> What you should do
Summarize the blog post about brunch in Bay Ridge in two sentences.

Tag: Brooklyn

Le brunch in Bay Ridge

Sunday, March 30th, 2008 | All Things, Eats, Friends

With warm weather just around the corner, we found ourselves back in Bay Ridge for brunch.

LC suggested Saint Germain, a très French bistro on Third Avenue, which had received some good word of mouth from the locals. The location has been home to a series of French bistros, beginning in 1999 with Le ZaZou, to Provence en Boite (which relocated to Smith Street in Carroll Gardens) before hitting upon its current incarnation. The cozy restaurant is a popular brunch spot — no wonder: the prix fixe is an excellent value, offering choice of entrée, coffee or tea, plus orange juice or Lorina sparkling pink lemonade, and a fancy dessert, all for $16.95. Our party of four waited about twenty minutes for a table, which gave us plenty of time to consider the myriad pastry options in the glass display case up front, and to ponder what exactly goes into Saint Germain’s specialty “Brigitte Bardot” cocktail. (Answer: lemon vodka, triple sec, and that sparkling pink lemonade. What, no St-Germain?)

> Provided material

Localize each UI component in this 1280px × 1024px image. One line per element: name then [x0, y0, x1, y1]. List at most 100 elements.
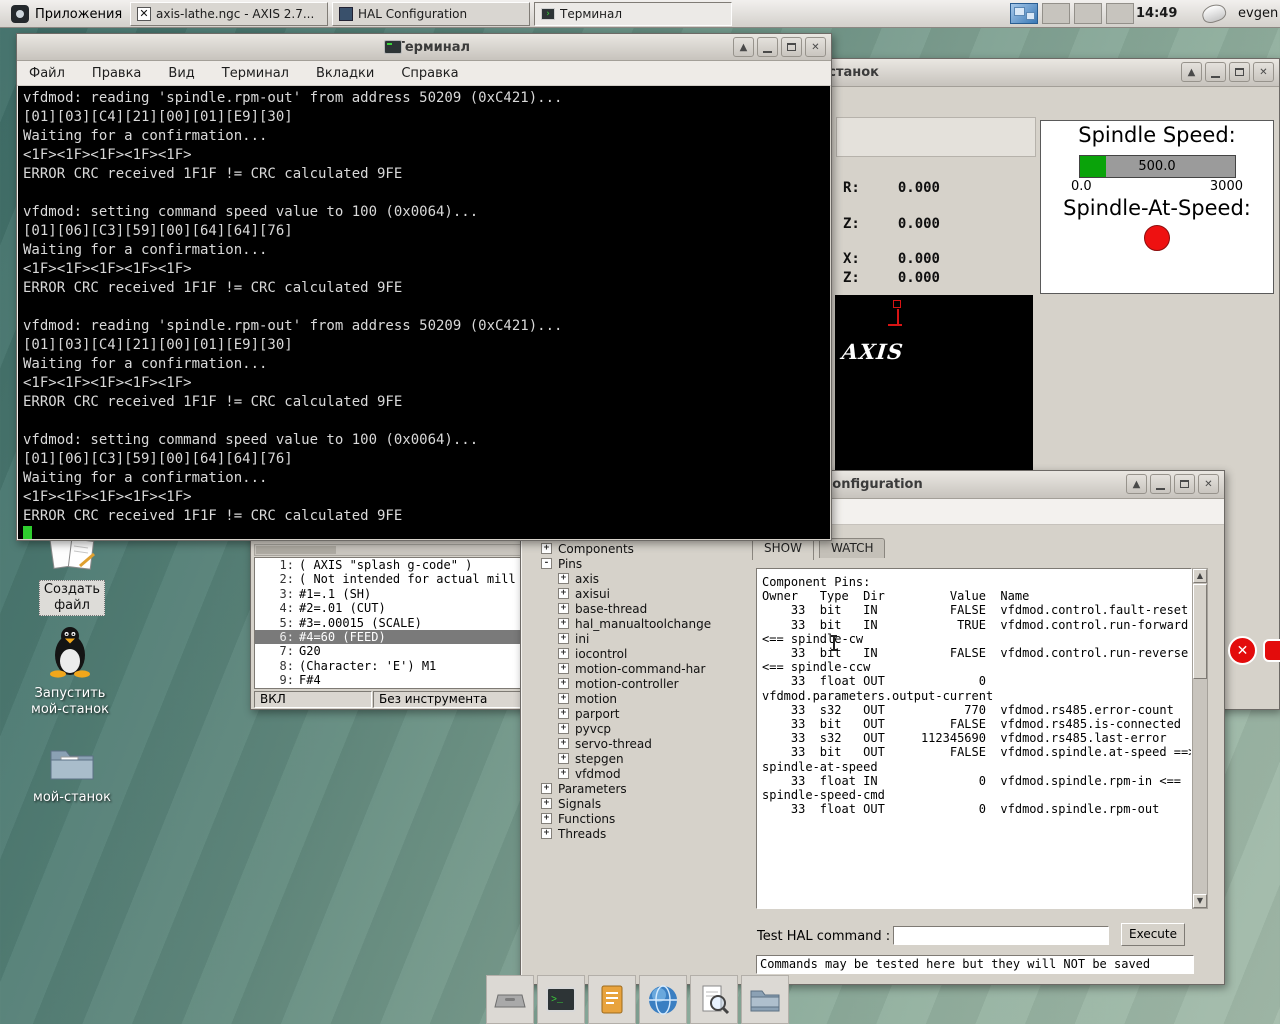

> Reply
With warm weather approaching, a party of four went to Bay Ridge for brunch at Saint Germain, a French bistro on Third Avenue in a location that has housed a series of French bistros since 1999. Its popular $16.95 prix fixe brunch includes an entrée, coffee or tea, orange juice or Lorina sparkling pink lemonade, and a dessert, and during a twenty-minute wait for a table the group studied the pastry case and considered the house "Brigitte Bardot" cocktail of lemon vodka, triple sec and the sparkling pink lemonade.